* **Problem to solve**:
Search the listing below for the string "this" and copy every line where it occurs.

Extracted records
** START **
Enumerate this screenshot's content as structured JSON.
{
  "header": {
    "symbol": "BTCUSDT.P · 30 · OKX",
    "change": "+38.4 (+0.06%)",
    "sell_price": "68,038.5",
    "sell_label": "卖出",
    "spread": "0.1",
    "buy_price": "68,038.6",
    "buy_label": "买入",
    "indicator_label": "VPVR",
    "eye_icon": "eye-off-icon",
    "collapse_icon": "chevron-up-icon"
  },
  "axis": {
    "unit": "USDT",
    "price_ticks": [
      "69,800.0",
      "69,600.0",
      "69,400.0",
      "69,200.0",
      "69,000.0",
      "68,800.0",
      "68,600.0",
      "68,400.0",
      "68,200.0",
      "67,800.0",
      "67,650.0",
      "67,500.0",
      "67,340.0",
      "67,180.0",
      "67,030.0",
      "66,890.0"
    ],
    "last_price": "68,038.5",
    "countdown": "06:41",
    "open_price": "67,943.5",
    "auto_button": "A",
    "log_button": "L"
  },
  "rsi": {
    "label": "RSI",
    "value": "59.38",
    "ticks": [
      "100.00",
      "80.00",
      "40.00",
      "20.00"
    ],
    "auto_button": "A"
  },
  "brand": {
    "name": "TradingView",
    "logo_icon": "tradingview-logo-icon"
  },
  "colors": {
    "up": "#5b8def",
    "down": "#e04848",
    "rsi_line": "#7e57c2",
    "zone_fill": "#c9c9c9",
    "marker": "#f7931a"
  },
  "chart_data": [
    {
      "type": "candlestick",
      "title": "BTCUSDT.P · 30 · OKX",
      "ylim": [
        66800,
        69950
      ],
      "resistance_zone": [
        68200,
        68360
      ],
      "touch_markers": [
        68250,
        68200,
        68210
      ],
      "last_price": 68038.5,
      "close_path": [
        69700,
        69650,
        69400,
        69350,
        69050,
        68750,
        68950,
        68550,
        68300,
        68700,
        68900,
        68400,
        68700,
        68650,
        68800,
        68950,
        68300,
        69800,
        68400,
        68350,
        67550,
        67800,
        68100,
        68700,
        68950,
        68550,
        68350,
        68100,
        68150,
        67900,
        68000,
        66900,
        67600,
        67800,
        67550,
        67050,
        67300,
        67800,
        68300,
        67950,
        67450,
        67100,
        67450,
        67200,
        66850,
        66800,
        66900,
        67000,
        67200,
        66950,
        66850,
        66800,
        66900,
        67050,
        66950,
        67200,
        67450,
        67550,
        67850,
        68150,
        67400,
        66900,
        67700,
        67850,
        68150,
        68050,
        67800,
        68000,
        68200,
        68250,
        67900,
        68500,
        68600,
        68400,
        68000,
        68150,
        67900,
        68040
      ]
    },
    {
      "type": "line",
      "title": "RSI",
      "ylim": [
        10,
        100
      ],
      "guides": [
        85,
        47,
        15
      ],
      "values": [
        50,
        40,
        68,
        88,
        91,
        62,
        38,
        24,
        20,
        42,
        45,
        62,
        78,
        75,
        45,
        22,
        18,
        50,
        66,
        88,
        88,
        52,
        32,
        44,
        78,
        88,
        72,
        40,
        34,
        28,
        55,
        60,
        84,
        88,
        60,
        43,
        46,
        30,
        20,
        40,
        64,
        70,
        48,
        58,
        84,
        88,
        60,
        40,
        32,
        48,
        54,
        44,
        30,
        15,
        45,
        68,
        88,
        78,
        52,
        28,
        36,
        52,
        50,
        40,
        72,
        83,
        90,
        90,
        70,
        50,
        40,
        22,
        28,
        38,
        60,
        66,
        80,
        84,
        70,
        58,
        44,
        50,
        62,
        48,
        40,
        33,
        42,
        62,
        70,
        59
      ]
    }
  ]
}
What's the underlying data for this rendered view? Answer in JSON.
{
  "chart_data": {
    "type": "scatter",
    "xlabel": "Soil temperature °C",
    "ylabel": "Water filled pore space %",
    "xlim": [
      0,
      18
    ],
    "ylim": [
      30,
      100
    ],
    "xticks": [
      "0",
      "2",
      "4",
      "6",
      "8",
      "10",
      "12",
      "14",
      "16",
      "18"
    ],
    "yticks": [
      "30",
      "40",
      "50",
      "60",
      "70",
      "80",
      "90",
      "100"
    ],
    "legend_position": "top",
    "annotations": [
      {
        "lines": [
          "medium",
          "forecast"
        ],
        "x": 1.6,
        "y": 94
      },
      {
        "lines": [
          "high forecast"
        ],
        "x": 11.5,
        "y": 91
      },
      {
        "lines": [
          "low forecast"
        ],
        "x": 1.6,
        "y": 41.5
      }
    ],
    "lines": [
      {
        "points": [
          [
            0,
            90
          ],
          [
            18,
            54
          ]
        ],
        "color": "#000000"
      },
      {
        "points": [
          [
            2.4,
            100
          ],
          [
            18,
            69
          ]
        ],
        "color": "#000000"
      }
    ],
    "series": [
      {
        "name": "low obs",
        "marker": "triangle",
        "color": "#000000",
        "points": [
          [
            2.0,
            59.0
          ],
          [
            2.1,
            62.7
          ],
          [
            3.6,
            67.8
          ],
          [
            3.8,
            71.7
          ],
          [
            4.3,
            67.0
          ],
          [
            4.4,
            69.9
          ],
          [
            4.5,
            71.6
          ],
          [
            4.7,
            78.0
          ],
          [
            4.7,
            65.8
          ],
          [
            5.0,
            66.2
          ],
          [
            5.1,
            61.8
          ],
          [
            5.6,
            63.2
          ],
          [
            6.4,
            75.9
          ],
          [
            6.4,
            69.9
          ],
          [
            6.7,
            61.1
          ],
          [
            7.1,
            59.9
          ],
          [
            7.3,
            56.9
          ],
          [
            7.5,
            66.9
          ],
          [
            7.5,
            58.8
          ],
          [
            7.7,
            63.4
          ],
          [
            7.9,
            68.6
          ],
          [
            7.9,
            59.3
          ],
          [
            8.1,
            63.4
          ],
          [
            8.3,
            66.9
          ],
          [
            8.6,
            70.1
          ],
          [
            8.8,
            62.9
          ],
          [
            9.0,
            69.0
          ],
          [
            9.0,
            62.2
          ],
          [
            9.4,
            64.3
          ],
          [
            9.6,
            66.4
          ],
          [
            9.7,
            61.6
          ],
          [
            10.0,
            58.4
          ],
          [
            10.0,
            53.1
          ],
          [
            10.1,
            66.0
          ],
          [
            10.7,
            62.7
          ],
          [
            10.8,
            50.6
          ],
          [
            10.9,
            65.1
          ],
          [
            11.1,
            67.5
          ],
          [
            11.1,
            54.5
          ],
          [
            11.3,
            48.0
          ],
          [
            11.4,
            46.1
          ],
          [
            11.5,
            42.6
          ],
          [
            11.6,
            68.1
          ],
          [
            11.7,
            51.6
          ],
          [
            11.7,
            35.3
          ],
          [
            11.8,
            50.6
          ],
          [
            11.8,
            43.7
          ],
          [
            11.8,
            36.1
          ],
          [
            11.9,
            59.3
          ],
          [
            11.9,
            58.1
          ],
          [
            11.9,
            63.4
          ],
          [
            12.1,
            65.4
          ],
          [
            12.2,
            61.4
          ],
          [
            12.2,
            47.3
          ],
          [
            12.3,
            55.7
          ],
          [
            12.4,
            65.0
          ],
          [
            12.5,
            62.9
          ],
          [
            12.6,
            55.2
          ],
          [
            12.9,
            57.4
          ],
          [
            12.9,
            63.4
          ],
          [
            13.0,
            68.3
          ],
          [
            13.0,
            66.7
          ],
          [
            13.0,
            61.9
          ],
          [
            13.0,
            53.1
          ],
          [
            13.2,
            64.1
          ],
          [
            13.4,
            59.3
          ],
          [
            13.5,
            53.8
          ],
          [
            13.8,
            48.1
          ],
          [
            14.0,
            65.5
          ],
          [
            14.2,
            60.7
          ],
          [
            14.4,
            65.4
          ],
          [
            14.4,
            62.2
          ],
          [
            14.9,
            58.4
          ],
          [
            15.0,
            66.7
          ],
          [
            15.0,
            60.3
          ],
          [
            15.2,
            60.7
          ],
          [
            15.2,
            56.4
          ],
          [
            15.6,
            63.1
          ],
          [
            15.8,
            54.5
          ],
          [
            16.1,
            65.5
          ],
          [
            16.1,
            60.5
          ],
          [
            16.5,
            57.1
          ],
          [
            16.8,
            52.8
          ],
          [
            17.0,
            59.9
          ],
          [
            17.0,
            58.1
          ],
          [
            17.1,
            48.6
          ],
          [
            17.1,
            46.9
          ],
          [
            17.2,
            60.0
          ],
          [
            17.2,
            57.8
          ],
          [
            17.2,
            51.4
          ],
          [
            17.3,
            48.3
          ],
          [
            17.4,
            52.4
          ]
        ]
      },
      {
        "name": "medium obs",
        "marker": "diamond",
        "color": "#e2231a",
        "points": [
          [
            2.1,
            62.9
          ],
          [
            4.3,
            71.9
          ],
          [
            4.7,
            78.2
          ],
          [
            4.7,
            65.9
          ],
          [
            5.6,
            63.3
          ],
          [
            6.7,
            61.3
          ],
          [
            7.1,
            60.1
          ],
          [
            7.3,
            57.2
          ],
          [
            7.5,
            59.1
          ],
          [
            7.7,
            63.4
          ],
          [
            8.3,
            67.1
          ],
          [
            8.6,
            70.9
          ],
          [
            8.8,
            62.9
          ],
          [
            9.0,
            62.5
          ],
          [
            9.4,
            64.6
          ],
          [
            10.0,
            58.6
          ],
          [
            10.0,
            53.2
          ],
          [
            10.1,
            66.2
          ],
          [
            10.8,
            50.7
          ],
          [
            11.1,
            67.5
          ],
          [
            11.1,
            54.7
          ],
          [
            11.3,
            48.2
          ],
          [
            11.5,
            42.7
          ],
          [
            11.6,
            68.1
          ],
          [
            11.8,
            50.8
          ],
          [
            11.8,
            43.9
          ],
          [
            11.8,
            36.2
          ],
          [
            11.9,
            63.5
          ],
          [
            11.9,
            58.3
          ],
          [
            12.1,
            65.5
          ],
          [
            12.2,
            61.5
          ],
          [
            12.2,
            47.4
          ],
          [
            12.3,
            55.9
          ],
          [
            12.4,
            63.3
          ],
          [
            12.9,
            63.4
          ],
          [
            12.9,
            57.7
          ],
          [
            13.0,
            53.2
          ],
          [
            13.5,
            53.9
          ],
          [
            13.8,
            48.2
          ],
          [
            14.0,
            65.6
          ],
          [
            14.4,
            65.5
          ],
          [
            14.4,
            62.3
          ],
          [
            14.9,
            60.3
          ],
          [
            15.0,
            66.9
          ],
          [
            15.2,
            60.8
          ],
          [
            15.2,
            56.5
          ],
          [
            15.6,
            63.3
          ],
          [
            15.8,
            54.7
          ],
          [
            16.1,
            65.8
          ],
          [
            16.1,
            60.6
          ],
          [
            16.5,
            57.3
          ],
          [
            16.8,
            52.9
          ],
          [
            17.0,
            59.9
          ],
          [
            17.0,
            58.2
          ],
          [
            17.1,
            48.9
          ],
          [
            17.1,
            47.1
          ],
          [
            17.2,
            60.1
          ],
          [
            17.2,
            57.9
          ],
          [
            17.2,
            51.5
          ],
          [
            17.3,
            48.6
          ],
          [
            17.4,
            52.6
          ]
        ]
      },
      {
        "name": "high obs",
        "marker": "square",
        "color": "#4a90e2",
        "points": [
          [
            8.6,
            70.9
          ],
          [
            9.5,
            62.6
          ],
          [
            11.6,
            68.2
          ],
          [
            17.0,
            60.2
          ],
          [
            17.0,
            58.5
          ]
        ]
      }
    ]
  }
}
** END **
* **The completed task**:
Enumerate this screenshot's content as structured JSON.
What's the underlying data for this rendered view? Answer in JSON.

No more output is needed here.